----- Information given
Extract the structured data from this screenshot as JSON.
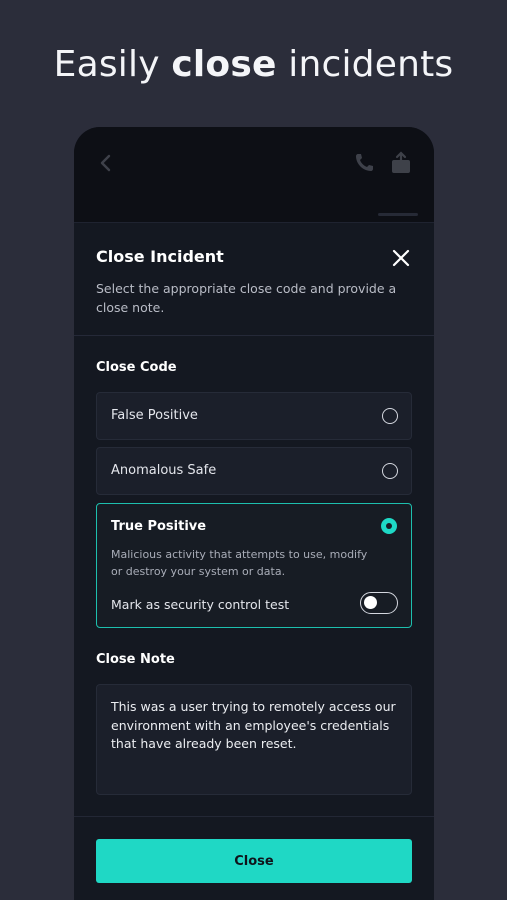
{
  "headline": {
    "prefix": "Easily ",
    "bold": "close",
    "suffix": " incidents"
  },
  "modal": {
    "title": "Close Incident",
    "subtitle": "Select the appropriate close code and provide a close note.",
    "close_code_label": "Close Code",
    "options": [
      {
        "label": "False Positive",
        "selected": false
      },
      {
        "label": "Anomalous Safe",
        "selected": false
      },
      {
        "label": "True Positive",
        "selected": true,
        "description": "Malicious activity that attempts to use, modify or destroy your system or data.",
        "toggle_label": "Mark as security control test",
        "toggle_on": false
      }
    ],
    "close_note_label": "Close Note",
    "close_note_value": "This was a user trying to remotely access our environment with an employee's credentials that have already been reset.",
    "submit_label": "Close"
  },
  "colors": {
    "page_background": "#2b2d3a",
    "sheet_background": "#141821",
    "accent": "#1fd8c5",
    "selected_border": "#1dbfae"
  },
  "icons": [
    "back-arrow-icon",
    "phone-icon",
    "share-icon",
    "close-icon"
  ]
}
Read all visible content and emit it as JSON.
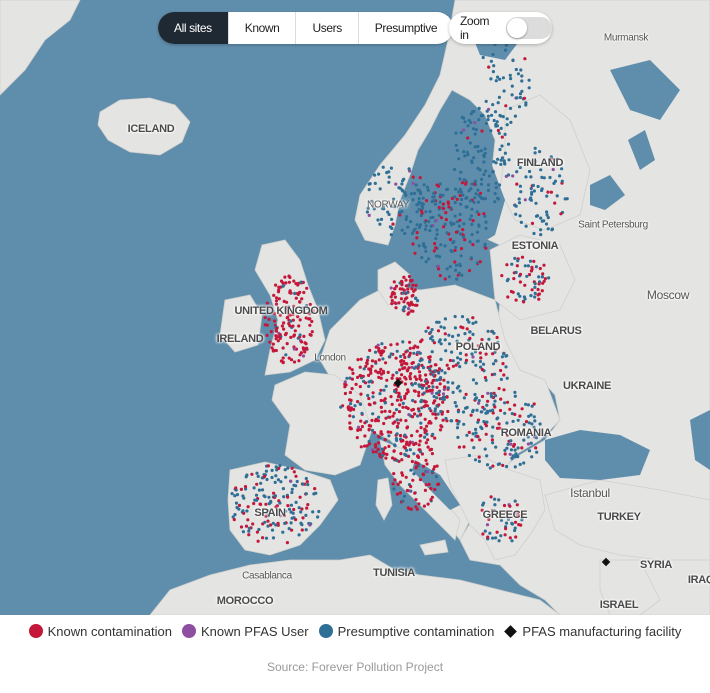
{
  "filters": {
    "tabs": [
      {
        "label": "All sites",
        "active": true
      },
      {
        "label": "Known",
        "active": false
      },
      {
        "label": "Users",
        "active": false
      },
      {
        "label": "Presumptive",
        "active": false
      }
    ]
  },
  "zoom": {
    "label": "Zoom in",
    "enabled": false
  },
  "map_labels": {
    "iceland": "ICELAND",
    "finland": "FINLAND",
    "norway": "NORWAY",
    "estonia": "ESTONIA",
    "saint_petersburg": "Saint Petersburg",
    "murmansk": "Murmansk",
    "moscow": "Moscow",
    "united_kingdom": "UNITED KINGDOM",
    "ireland": "IRELAND",
    "london": "London",
    "belarus": "BELARUS",
    "poland": "POLAND",
    "ukraine": "UKRAINE",
    "romania": "ROMANIA",
    "istanbul": "Istanbul",
    "turkey": "TURKEY",
    "greece": "GREECE",
    "spain": "SPAIN",
    "tunisia": "TUNISIA",
    "casablanca": "Casablanca",
    "morocco": "MOROCCO",
    "syria": "SYRIA",
    "iraq": "IRAQ",
    "israel": "ISRAEL"
  },
  "legend": {
    "known": {
      "label": "Known contamination",
      "color": "#c4173a"
    },
    "user": {
      "label": "Known PFAS User",
      "color": "#8e4fa0"
    },
    "presumptive": {
      "label": "Presumptive contamination",
      "color": "#2f6f96"
    },
    "manufacturing": {
      "label": "PFAS manufacturing facility",
      "color": "#111111"
    }
  },
  "colors": {
    "sea": "#5f8eac",
    "land": "#e4e4e2",
    "border": "#b8b8b8"
  },
  "source": "Source: Forever Pollution Project"
}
----------
== Task description ==
Generate a word-for-word copy of the preceding records, excluding all pictures.

== Problem solution ==
Extract the structured data from this screenshot as JSON.
{
  "headline": {
    "prefix": "Easily ",
    "bold": "close",
    "suffix": " incidents"
  },
  "modal": {
    "title": "Close Incident",
    "subtitle": "Select the appropriate close code and provide a close note.",
    "close_code_label": "Close Code",
    "options": [
      {
        "label": "False Positive",
        "selected": false
      },
      {
        "label": "Anomalous Safe",
        "selected": false
      },
      {
        "label": "True Positive",
        "selected": true,
        "description": "Malicious activity that attempts to use, modify or destroy your system or data.",
        "toggle_label": "Mark as security control test",
        "toggle_on": false
      }
    ],
    "close_note_label": "Close Note",
    "close_note_value": "This was a user trying to remotely access our environment with an employee's credentials that have already been reset.",
    "submit_label": "Close"
  },
  "colors": {
    "page_background": "#2b2d3a",
    "sheet_background": "#141821",
    "accent": "#1fd8c5",
    "selected_border": "#1dbfae"
  },
  "icons": [
    "back-arrow-icon",
    "phone-icon",
    "share-icon",
    "close-icon"
  ]
}
Read all visible content and emit it as JSON.
{
  "filters": {
    "tabs": [
      {
        "label": "All sites",
        "active": true
      },
      {
        "label": "Known",
        "active": false
      },
      {
        "label": "Users",
        "active": false
      },
      {
        "label": "Presumptive",
        "active": false
      }
    ]
  },
  "zoom": {
    "label": "Zoom in",
    "enabled": false
  },
  "map_labels": {
    "iceland": "ICELAND",
    "finland": "FINLAND",
    "norway": "NORWAY",
    "estonia": "ESTONIA",
    "saint_petersburg": "Saint Petersburg",
    "murmansk": "Murmansk",
    "moscow": "Moscow",
    "united_kingdom": "UNITED KINGDOM",
    "ireland": "IRELAND",
    "london": "London",
    "belarus": "BELARUS",
    "poland": "POLAND",
    "ukraine": "UKRAINE",
    "romania": "ROMANIA",
    "istanbul": "Istanbul",
    "turkey": "TURKEY",
    "greece": "GREECE",
    "spain": "SPAIN",
    "tunisia": "TUNISIA",
    "casablanca": "Casablanca",
    "morocco": "MOROCCO",
    "syria": "SYRIA",
    "iraq": "IRAQ",
    "israel": "ISRAEL"
  },
  "legend": {
    "known": {
      "label": "Known contamination",
      "color": "#c4173a"
    },
    "user": {
      "label": "Known PFAS User",
      "color": "#8e4fa0"
    },
    "presumptive": {
      "label": "Presumptive contamination",
      "color": "#2f6f96"
    },
    "manufacturing": {
      "label": "PFAS manufacturing facility",
      "color": "#111111"
    }
  },
  "colors": {
    "sea": "#5f8eac",
    "land": "#e4e4e2",
    "border": "#b8b8b8"
  },
  "source": "Source: Forever Pollution Project"
}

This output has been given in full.